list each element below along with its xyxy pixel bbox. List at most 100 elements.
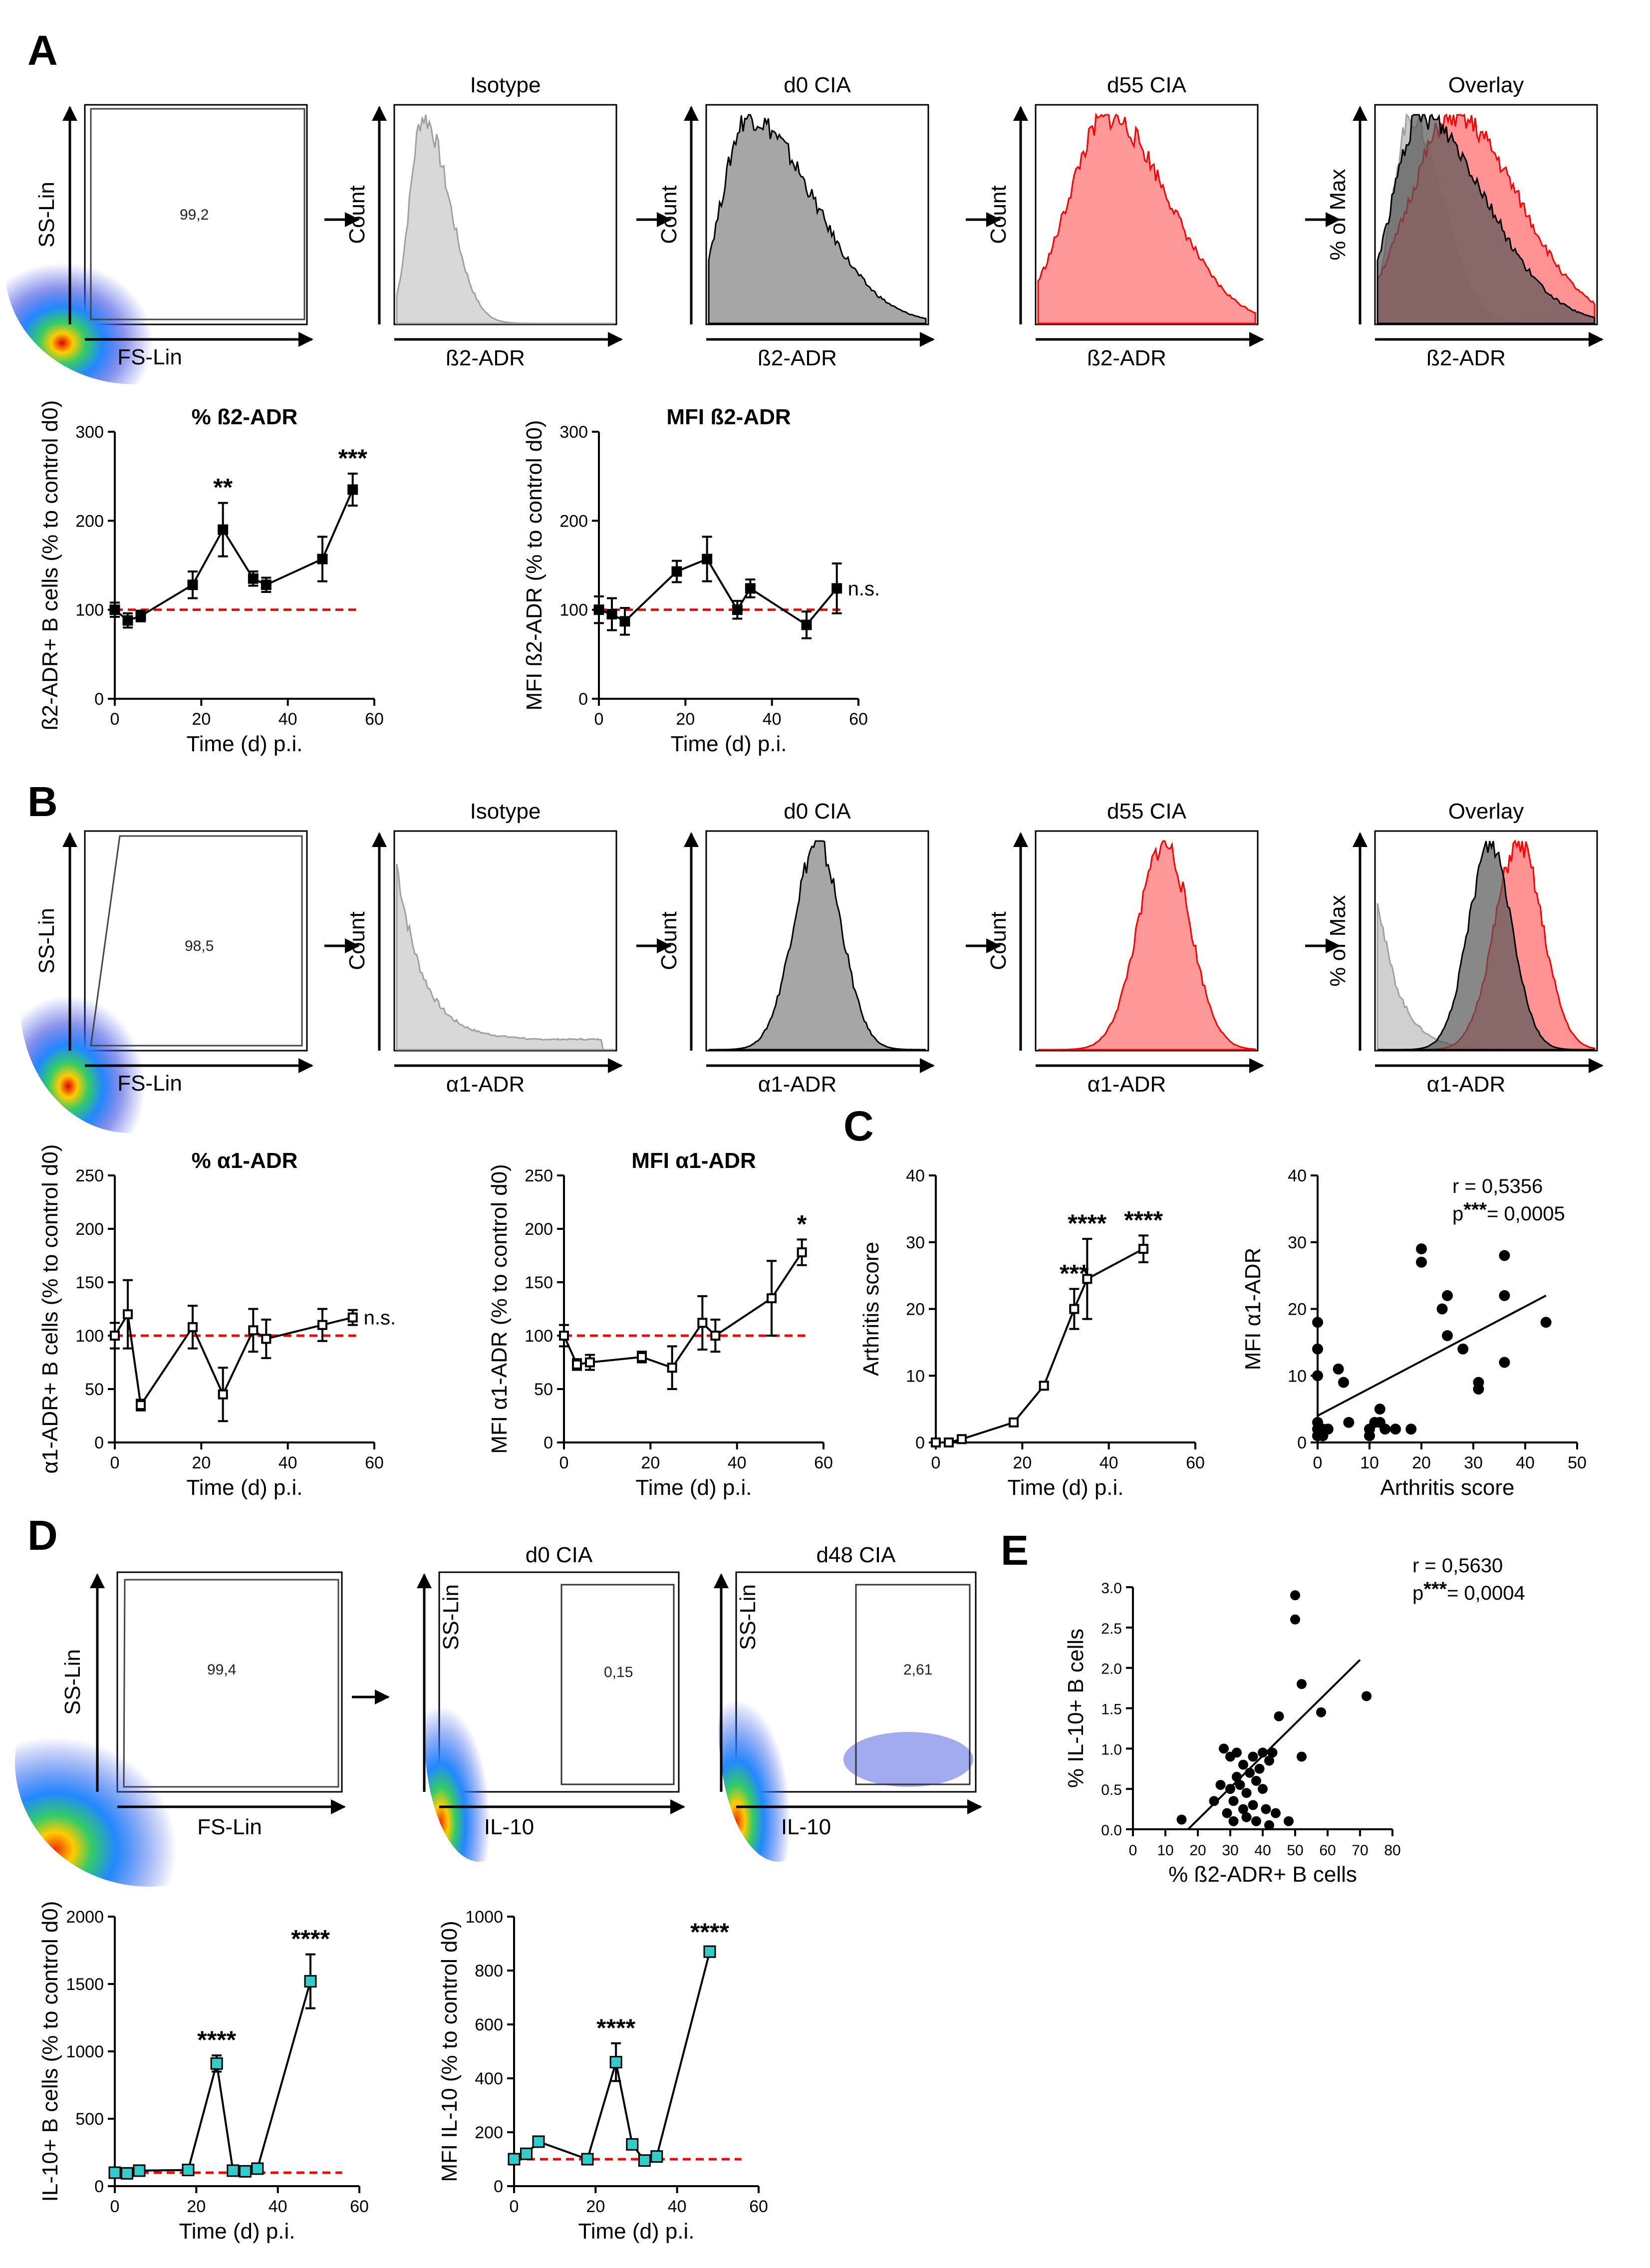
data-point (218, 524, 229, 535)
series-line (563, 1251, 803, 1369)
histogram-title: Isotype (470, 799, 541, 824)
correlation-r: r = 0,5630 (1412, 1555, 1503, 1577)
y-axis-label: Arthritis score (859, 1242, 883, 1376)
significance-label: **** (1124, 1206, 1163, 1234)
data-point (801, 619, 812, 630)
histogram-title: d0 CIA (784, 73, 851, 97)
chart-title: MFI ß2-ADR (666, 405, 791, 429)
histogram-title: d55 CIA (1107, 73, 1187, 97)
y-tick-label: 300 (75, 423, 104, 442)
y-axis-label: ß2-ADR+ B cells (% to control d0) (38, 400, 62, 730)
histogram-xlabel: ß2-ADR (758, 346, 837, 370)
panel-label-b: B (27, 778, 58, 825)
data-point (619, 616, 630, 627)
x-axis-label: Time (d) p.i. (670, 732, 787, 756)
histogram-area (396, 114, 614, 324)
chart-title: % ß2-ADR (192, 405, 298, 429)
data-point (108, 2166, 121, 2179)
x-tick-label: 60 (814, 1453, 833, 1472)
x-tick-label: 20 (192, 1453, 211, 1472)
x-tick-label: 40 (1254, 1842, 1271, 1859)
data-point (1264, 1820, 1274, 1830)
histogram-xlabel: α1-ADR (1088, 1072, 1166, 1097)
data-point (957, 1434, 967, 1444)
data-point (585, 1357, 595, 1368)
x-tick-label: 60 (749, 2197, 768, 2216)
y-tick-label: 20 (906, 1300, 925, 1319)
y-tick-label: 300 (559, 423, 588, 442)
x-tick-label: 60 (365, 1453, 384, 1472)
y-axis-label: MFI IL-10 (% to control d0) (437, 1921, 462, 2182)
data-point (187, 579, 198, 590)
x-tick-label: 10 (1360, 1453, 1379, 1472)
x-tick-label: 30 (1464, 1453, 1483, 1472)
significance-label: **** (690, 1918, 729, 1946)
chart-D2: 0 200 400 600 800 1000 0 20 40 60 Time (d) p.i. MFI… (437, 1908, 768, 2244)
histogram-ylabel: Count (986, 185, 1011, 244)
histogram-ylabel: Count (345, 185, 369, 244)
y-tick-label: 200 (75, 512, 104, 531)
data-point (650, 2150, 663, 2163)
data-point (1248, 1751, 1258, 1762)
y-tick-label: 800 (475, 1962, 503, 1981)
x-tick-label: 40 (763, 710, 782, 729)
data-point (1232, 1771, 1242, 1782)
y-tick-label: 1.0 (1101, 1741, 1122, 1758)
flow-b-gate-ylabel: SS-Lin (34, 908, 59, 974)
flow-d-gate-xlabel: FS-Lin (197, 1815, 262, 1839)
y-tick-label: 2000 (66, 1908, 104, 1927)
x-tick-label: 40 (728, 1453, 747, 1472)
series-line (114, 489, 354, 622)
histogram-1: Isotype Count α1-ADR (324, 799, 623, 1097)
y-tick-label: 10 (1288, 1367, 1307, 1386)
histogram-1: Isotype Count ß2-ADR (324, 73, 623, 370)
data-point (1209, 1796, 1219, 1806)
flow-a-gate-ylabel: SS-Lin (34, 182, 59, 248)
chart-C2: 0 10 20 30 40 0 10 20 30 40 50 Arthritis score MFI α… (1241, 1166, 1587, 1500)
y-tick-label: 2.5 (1101, 1621, 1122, 1637)
x-tick-label: 60 (350, 2197, 369, 2216)
y-tick-label: 250 (525, 1166, 553, 1185)
data-point (1238, 1804, 1248, 1814)
ns-label: n.s. (364, 1307, 396, 1329)
chart-title: % α1-ADR (192, 1148, 298, 1173)
y-tick-label: 0 (94, 690, 104, 709)
data-point (703, 1945, 716, 1958)
data-point (1241, 1812, 1252, 1822)
data-point (1333, 1363, 1344, 1375)
data-point (667, 1363, 677, 1373)
flow-d48-value: 2,61 (903, 1662, 932, 1678)
x-tick-label: 50 (1287, 1842, 1303, 1859)
y-tick-label: 0.5 (1101, 1782, 1122, 1798)
flow-d-plots: 99,4 SS-Lin FS-Lin 0,15 d0 CIA SS-Lin IL… (15, 1543, 982, 1887)
histogram-area (1377, 841, 1595, 1051)
y-tick-label: 0 (915, 1433, 925, 1452)
chart-A2: 0 100 200 300 0 20 40 60 Time (d) p.i. MFI ß2-ADR… (522, 405, 880, 756)
data-point (1251, 1816, 1261, 1826)
data-point (1241, 1788, 1252, 1798)
data-point (508, 2153, 521, 2166)
x-tick-label: 60 (1319, 1842, 1336, 1859)
data-point (1238, 1759, 1248, 1770)
data-point (710, 1331, 721, 1341)
y-tick-label: 0 (578, 690, 588, 709)
x-tick-label: 0 (931, 1453, 941, 1472)
flow-d48-ylabel: SS-Lin (736, 1584, 760, 1650)
histogram-ylabel: Count (657, 185, 681, 244)
x-tick-label: 40 (668, 2197, 687, 2216)
y-tick-label: 0 (544, 1433, 553, 1452)
data-point (261, 1334, 272, 1344)
data-point (1232, 1747, 1242, 1758)
data-point (1364, 1430, 1375, 1441)
data-point (931, 1437, 941, 1447)
y-tick-label: 0.0 (1101, 1822, 1122, 1839)
x-tick-label: 60 (365, 710, 384, 729)
y-tick-label: 200 (75, 1220, 104, 1239)
x-axis-label: Time (d) p.i. (179, 2219, 295, 2244)
series-line (598, 558, 838, 626)
data-point (1499, 1250, 1510, 1261)
x-tick-label: 60 (1186, 1453, 1205, 1472)
chart-C1: 0 10 20 30 40 0 20 40 60 Time (d) p.i. Arthritis s… (859, 1166, 1205, 1500)
data-point (1235, 1780, 1245, 1790)
chart-E: 0.0 0.5 1.0 1.5 2.0 2.5 3.0 0 10 20 30 40 50 60 70 80 % … (1064, 1555, 1525, 1887)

EXERCISE REQUIREMENTS: What the answer needs is every line from the data above with "Count" in it.

OUTPUT OF THE TASK:
histogram-ylabel: Count (986, 185, 1011, 244)
histogram-ylabel: Count (345, 185, 369, 244)
histogram-1: Isotype Count α1-ADR (324, 799, 623, 1097)
histogram-1: Isotype Count ß2-ADR (324, 73, 623, 370)
histogram-ylabel: Count (657, 185, 681, 244)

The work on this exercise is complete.